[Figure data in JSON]
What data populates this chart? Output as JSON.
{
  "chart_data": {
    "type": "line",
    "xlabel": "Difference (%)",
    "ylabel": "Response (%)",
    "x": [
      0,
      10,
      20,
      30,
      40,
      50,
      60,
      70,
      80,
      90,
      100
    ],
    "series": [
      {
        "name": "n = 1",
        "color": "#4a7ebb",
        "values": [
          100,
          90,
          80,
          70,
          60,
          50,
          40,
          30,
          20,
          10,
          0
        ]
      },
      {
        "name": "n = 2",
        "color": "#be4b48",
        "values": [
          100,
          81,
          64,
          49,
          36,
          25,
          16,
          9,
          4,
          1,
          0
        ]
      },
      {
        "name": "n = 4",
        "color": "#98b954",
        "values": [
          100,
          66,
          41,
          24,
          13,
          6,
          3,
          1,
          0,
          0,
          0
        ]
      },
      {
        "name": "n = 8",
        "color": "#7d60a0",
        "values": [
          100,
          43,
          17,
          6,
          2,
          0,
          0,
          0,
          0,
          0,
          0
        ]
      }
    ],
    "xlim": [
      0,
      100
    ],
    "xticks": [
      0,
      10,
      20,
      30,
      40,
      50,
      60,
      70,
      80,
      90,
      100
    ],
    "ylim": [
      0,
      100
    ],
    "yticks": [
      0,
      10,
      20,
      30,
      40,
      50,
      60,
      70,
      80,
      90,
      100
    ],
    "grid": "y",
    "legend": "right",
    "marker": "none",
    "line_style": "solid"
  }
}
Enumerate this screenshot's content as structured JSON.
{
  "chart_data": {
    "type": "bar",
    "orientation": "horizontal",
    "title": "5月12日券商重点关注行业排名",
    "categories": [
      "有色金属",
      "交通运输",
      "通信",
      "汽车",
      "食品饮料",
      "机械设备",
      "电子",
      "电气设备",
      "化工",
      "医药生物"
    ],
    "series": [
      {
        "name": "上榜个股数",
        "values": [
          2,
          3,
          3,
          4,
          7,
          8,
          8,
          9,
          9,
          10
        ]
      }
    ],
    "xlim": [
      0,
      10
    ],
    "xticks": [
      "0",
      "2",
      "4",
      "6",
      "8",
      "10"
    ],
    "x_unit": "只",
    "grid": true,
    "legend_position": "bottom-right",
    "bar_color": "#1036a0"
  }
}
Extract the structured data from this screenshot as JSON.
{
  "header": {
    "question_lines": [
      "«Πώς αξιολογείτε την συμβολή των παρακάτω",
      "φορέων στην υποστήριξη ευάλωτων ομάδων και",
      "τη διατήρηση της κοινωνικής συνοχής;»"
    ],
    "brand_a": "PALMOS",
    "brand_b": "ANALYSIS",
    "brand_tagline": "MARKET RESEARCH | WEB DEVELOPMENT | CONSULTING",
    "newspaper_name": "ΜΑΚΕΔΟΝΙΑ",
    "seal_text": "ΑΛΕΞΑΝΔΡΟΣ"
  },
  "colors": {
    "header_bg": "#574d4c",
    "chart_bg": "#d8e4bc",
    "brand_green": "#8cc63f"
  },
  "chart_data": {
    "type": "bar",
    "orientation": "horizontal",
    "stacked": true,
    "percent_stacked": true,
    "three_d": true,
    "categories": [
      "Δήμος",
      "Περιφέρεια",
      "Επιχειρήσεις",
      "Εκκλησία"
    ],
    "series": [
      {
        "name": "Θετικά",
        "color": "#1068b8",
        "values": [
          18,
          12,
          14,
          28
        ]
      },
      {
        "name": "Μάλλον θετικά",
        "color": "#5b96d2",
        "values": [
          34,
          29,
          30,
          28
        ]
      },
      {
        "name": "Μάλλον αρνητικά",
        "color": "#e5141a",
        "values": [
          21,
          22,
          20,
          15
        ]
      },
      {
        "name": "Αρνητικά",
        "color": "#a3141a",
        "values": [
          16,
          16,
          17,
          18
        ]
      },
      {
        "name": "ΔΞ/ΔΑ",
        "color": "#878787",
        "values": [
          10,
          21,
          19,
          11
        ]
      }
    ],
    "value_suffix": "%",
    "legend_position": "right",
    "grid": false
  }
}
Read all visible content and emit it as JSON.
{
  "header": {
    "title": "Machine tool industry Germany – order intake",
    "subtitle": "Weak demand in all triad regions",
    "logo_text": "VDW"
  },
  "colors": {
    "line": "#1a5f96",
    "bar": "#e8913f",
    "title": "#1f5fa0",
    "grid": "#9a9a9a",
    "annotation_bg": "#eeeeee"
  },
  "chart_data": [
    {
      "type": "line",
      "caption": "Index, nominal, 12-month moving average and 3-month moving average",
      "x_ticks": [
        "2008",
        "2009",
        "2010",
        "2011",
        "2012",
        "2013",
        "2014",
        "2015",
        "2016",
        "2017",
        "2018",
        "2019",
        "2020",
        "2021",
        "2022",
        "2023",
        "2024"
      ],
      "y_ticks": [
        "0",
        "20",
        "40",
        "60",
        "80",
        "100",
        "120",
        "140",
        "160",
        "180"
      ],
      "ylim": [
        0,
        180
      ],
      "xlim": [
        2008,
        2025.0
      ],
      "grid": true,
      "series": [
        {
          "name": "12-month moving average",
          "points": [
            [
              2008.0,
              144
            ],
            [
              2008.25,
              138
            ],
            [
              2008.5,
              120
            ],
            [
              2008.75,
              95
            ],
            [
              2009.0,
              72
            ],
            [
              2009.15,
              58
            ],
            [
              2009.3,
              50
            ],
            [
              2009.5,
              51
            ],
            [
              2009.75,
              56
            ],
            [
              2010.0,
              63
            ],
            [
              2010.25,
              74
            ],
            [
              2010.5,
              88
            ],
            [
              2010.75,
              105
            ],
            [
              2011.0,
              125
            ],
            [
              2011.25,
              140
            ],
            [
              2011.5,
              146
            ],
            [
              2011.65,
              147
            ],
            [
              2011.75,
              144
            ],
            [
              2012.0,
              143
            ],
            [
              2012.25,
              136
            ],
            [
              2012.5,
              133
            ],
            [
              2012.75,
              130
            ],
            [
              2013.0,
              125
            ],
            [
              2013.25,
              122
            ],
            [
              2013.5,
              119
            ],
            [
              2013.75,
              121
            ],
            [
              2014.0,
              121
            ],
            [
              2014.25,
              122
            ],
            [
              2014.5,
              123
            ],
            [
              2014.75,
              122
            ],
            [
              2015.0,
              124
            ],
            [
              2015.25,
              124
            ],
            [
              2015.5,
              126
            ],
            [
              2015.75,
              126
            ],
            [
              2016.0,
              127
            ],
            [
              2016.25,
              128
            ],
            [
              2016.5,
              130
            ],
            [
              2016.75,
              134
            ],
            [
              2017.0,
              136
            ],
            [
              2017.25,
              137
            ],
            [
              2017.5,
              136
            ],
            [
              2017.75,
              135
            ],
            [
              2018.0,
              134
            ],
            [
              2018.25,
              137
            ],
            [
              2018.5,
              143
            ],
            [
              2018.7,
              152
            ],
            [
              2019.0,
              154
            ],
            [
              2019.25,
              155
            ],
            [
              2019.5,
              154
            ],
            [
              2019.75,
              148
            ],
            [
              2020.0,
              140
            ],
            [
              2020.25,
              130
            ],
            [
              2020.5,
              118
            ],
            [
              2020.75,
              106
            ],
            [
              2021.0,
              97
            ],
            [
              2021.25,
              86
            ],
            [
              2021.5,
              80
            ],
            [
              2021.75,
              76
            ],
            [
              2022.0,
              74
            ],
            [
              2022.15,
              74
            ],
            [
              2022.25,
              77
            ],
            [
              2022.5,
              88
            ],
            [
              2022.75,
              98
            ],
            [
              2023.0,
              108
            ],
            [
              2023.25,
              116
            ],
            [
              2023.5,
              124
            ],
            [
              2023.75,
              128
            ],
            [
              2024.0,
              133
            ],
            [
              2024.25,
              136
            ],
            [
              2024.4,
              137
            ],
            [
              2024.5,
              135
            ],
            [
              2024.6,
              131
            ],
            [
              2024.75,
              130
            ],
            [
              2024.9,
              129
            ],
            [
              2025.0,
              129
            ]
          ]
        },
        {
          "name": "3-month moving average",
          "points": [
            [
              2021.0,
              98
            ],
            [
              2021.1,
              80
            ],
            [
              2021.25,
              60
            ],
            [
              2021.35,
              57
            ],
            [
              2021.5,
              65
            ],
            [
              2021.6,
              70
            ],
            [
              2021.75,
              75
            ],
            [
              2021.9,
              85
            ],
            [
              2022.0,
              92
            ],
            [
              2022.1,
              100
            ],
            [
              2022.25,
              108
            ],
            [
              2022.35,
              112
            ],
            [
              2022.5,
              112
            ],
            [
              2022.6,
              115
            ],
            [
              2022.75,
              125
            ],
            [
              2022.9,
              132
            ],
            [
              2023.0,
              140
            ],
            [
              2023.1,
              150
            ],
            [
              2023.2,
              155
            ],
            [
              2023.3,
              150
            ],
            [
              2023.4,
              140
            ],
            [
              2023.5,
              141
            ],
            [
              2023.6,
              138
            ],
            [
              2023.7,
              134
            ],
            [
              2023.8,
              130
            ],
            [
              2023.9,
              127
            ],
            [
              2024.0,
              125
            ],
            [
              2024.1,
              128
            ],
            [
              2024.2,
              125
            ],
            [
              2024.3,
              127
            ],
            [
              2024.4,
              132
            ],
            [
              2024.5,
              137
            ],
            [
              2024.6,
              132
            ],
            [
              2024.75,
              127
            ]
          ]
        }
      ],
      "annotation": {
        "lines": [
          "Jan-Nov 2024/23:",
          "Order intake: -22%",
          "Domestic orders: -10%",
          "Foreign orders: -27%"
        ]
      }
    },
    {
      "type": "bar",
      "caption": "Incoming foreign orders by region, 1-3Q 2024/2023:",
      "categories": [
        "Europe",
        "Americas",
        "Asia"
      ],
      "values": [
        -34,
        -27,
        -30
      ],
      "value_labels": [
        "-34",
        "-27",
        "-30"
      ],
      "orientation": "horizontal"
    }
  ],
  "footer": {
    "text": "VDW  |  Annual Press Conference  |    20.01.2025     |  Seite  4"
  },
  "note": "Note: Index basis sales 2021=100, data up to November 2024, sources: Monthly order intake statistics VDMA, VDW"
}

> **REQUEST**
Single out each line of the records above with the string "caption" in it, and copy it.

> **REPLY TO THE TASK**
      "caption": "Index, nominal, 12-month moving average and 3-month moving average",
      "caption": "Incoming foreign orders by region, 1-3Q 2024/2023:",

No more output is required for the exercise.